start Material
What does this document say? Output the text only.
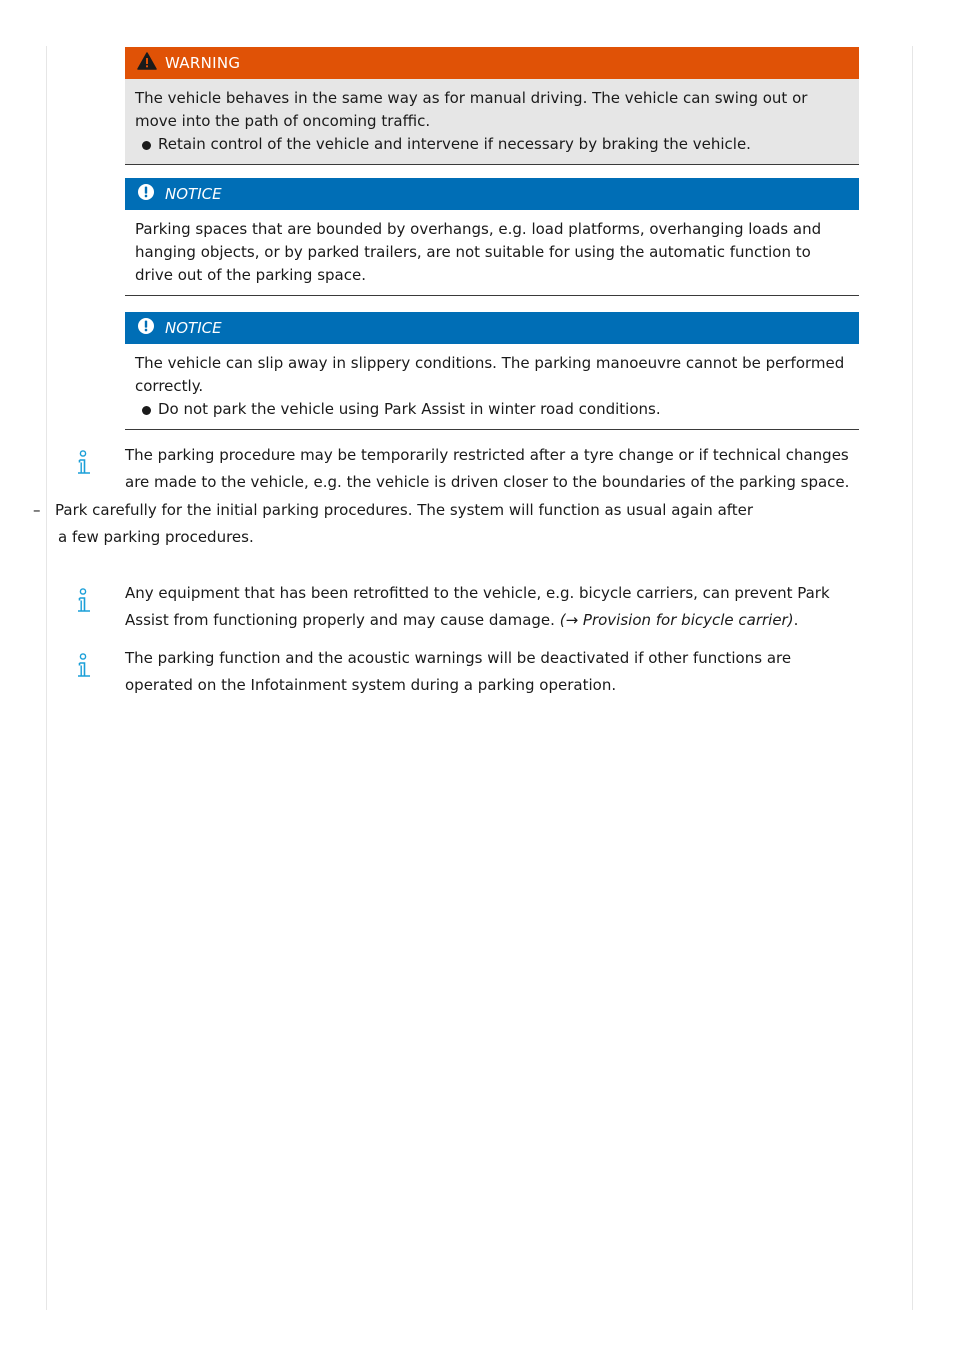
WARNING

The vehicle behaves in the same way as for manual driving. The vehicle can swing out or move into the path of oncoming traffic.

Retain control of the vehicle and intervene if necessary by braking the vehicle.
NOTICE

Parking spaces that are bounded by overhangs, e.g. load platforms, overhanging loads and hanging objects, or by parked trailers, are not suitable for using the automatic function to drive out of the parking space.

NOTICE

The vehicle can slip away in slippery conditions. The parking manoeuvre cannot be performed correctly.

Do not park the vehicle using Park Assist in winter road conditions.

The parking procedure may be temporarily restricted after a tyre change or if technical changes are made to the vehicle, e.g. the vehicle is driven closer to the boundaries of the parking space.

– Park carefully for the initial parking procedures. The system will function as usual again after
a few parking procedures.

Any equipment that has been retrofitted to the vehicle, e.g. bicycle carriers, can prevent Park Assist from functioning properly and may cause damage. (→ Provision for bicycle carrier).

The parking function and the acoustic warnings will be deactivated if other functions are operated on the Infotainment system during a parking operation.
end Material
Determine how many lines contain the word "parking" and reply with that number alone.

## Solution to the exercise
6